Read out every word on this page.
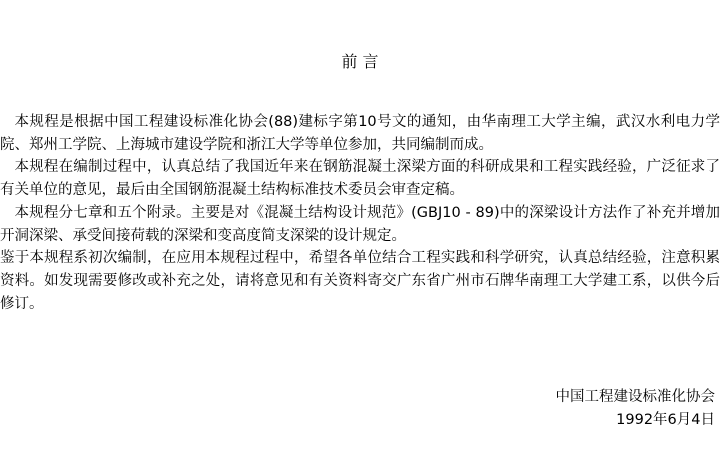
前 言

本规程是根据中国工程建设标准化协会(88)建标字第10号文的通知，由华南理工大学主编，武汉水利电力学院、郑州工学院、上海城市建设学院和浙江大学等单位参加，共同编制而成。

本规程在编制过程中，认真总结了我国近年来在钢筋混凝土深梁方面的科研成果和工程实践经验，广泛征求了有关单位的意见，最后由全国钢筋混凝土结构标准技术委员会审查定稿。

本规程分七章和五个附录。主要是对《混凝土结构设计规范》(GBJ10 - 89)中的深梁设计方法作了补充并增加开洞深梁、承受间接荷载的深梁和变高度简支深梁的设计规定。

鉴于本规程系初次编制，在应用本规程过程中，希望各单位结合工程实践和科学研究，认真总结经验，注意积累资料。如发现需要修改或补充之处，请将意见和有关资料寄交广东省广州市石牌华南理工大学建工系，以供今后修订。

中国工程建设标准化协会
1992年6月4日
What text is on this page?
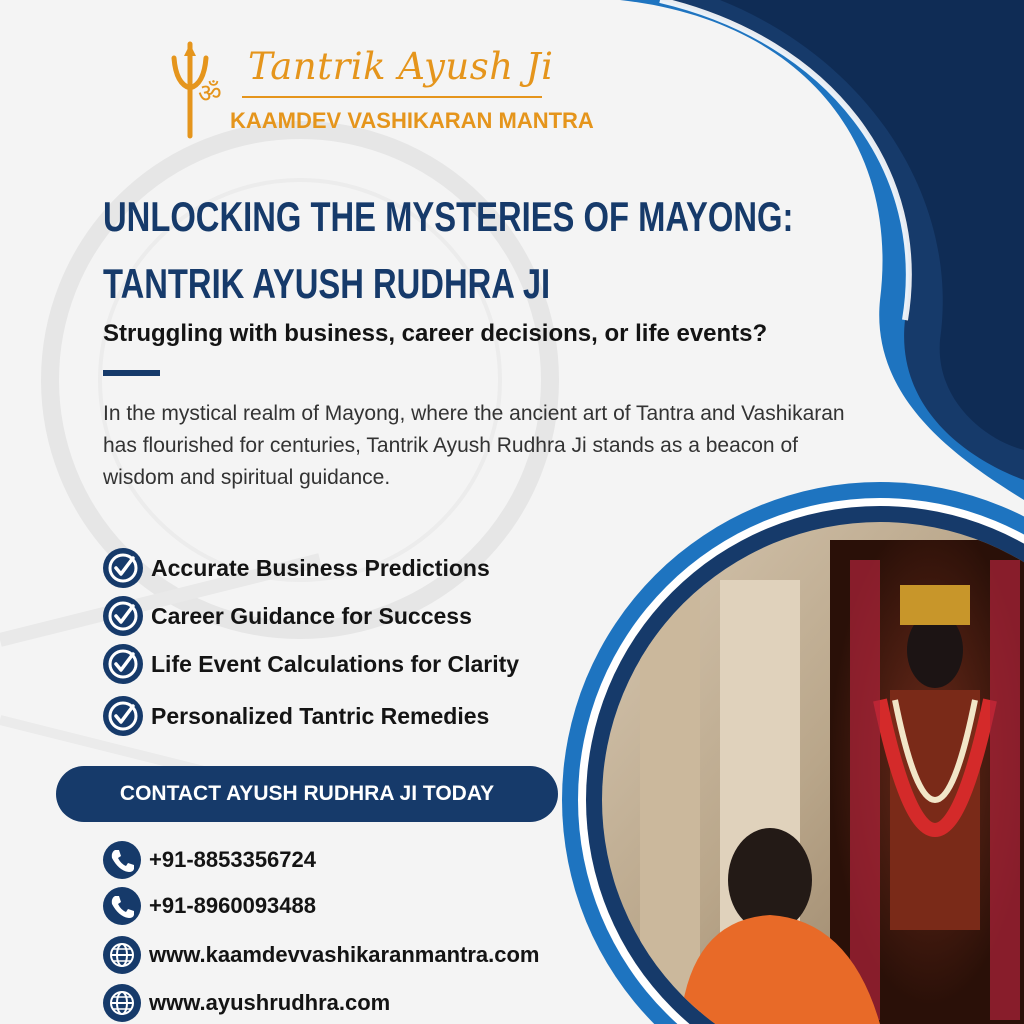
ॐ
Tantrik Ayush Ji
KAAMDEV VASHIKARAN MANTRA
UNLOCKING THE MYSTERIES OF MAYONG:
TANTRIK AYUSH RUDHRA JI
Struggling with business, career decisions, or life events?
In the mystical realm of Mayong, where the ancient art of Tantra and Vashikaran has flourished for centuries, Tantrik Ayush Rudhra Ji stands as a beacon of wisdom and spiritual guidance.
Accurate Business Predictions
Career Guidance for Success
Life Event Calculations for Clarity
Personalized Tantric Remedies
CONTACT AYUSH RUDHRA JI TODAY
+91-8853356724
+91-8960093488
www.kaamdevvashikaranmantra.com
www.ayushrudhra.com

○ ○ ○ ○

Problem | Return the listing above unchanged, apart from dropping its pictures.

Expected answer |
Read out every word on this page.
前 言

本规程是根据中国工程建设标准化协会(88)建标字第10号文的通知，由华南理工大学主编，武汉水利电力学院、郑州工学院、上海城市建设学院和浙江大学等单位参加，共同编制而成。

本规程在编制过程中，认真总结了我国近年来在钢筋混凝土深梁方面的科研成果和工程实践经验，广泛征求了有关单位的意见，最后由全国钢筋混凝土结构标准技术委员会审查定稿。

本规程分七章和五个附录。主要是对《混凝土结构设计规范》(GBJ10 - 89)中的深梁设计方法作了补充并增加开洞深梁、承受间接荷载的深梁和变高度简支深梁的设计规定。

鉴于本规程系初次编制，在应用本规程过程中，希望各单位结合工程实践和科学研究，认真总结经验，注意积累资料。如发现需要修改或补充之处，请将意见和有关资料寄交广东省广州市石牌华南理工大学建工系，以供今后修订。

中国工程建设标准化协会
1992年6月4日
What text is on this page?
ॐ
Tantrik Ayush Ji
KAAMDEV VASHIKARAN MANTRA
UNLOCKING THE MYSTERIES OF MAYONG:
TANTRIK AYUSH RUDHRA JI
Struggling with business, career decisions, or life events?
In the mystical realm of Mayong, where the ancient art of Tantra and Vashikaran has flourished for centuries, Tantrik Ayush Rudhra Ji stands as a beacon of wisdom and spiritual guidance.
Accurate Business Predictions
Career Guidance for Success
Life Event Calculations for Clarity
Personalized Tantric Remedies
CONTACT AYUSH RUDHRA JI TODAY
+91-8853356724
+91-8960093488
www.kaamdevvashikaranmantra.com
www.ayushrudhra.com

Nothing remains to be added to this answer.